Every line of the material is to be quoted verbatim, minus the pictures.
#### THE INPUT ####
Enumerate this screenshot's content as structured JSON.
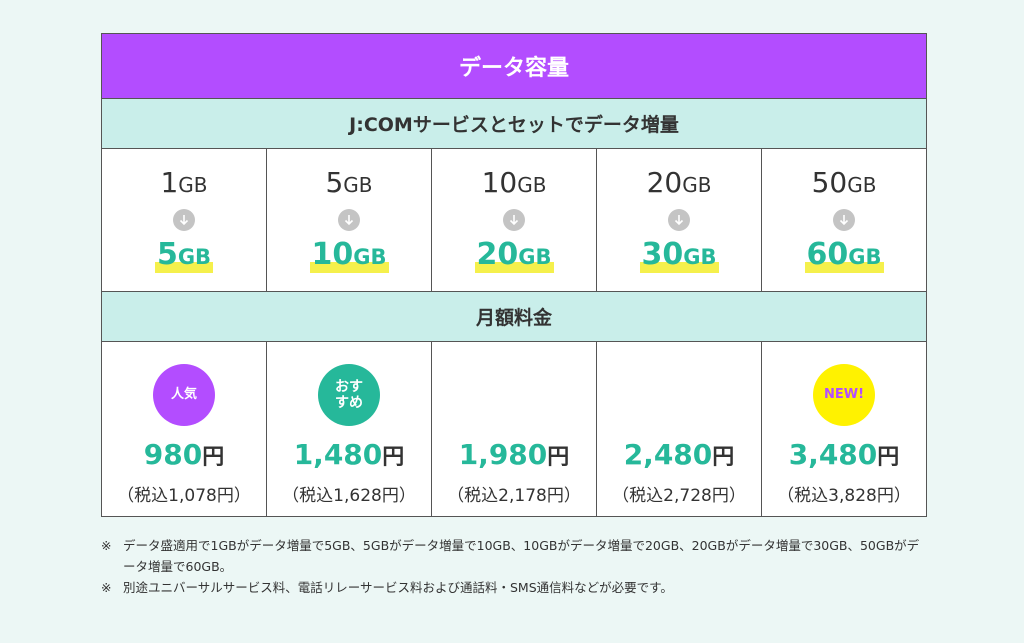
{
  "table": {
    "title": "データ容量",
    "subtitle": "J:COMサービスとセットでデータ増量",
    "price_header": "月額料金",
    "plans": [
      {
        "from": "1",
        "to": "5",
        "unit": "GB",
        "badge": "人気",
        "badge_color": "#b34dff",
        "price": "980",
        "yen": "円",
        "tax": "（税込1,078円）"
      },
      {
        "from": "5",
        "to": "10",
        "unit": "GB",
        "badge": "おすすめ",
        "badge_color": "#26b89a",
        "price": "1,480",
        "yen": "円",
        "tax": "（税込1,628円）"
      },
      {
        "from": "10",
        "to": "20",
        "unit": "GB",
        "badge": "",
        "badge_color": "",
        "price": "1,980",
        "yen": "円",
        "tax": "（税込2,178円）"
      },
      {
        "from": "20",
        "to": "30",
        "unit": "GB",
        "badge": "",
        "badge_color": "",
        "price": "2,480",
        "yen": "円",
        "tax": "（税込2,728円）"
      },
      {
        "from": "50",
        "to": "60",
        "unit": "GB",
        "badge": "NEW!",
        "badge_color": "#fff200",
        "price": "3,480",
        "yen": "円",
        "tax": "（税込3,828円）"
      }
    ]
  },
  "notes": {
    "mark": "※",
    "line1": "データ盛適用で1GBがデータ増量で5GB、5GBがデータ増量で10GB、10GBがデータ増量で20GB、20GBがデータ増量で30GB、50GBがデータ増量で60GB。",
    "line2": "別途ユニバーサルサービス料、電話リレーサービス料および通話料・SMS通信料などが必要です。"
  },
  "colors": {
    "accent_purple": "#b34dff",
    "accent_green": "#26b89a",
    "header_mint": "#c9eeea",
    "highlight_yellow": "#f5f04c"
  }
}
####
▸ **RIGHT ANSWER**
Enumerate this screenshot's content as structured JSON.
{
  "table": {
    "title": "データ容量",
    "subtitle": "J:COMサービスとセットでデータ増量",
    "price_header": "月額料金",
    "plans": [
      {
        "from": "1",
        "to": "5",
        "unit": "GB",
        "badge": "人気",
        "badge_color": "#b34dff",
        "price": "980",
        "yen": "円",
        "tax": "（税込1,078円）"
      },
      {
        "from": "5",
        "to": "10",
        "unit": "GB",
        "badge": "おすすめ",
        "badge_color": "#26b89a",
        "price": "1,480",
        "yen": "円",
        "tax": "（税込1,628円）"
      },
      {
        "from": "10",
        "to": "20",
        "unit": "GB",
        "badge": "",
        "badge_color": "",
        "price": "1,980",
        "yen": "円",
        "tax": "（税込2,178円）"
      },
      {
        "from": "20",
        "to": "30",
        "unit": "GB",
        "badge": "",
        "badge_color": "",
        "price": "2,480",
        "yen": "円",
        "tax": "（税込2,728円）"
      },
      {
        "from": "50",
        "to": "60",
        "unit": "GB",
        "badge": "NEW!",
        "badge_color": "#fff200",
        "price": "3,480",
        "yen": "円",
        "tax": "（税込3,828円）"
      }
    ]
  },
  "notes": {
    "mark": "※",
    "line1": "データ盛適用で1GBがデータ増量で5GB、5GBがデータ増量で10GB、10GBがデータ増量で20GB、20GBがデータ増量で30GB、50GBがデータ増量で60GB。",
    "line2": "別途ユニバーサルサービス料、電話リレーサービス料および通話料・SMS通信料などが必要です。"
  },
  "colors": {
    "accent_purple": "#b34dff",
    "accent_green": "#26b89a",
    "header_mint": "#c9eeea",
    "highlight_yellow": "#f5f04c"
  }
}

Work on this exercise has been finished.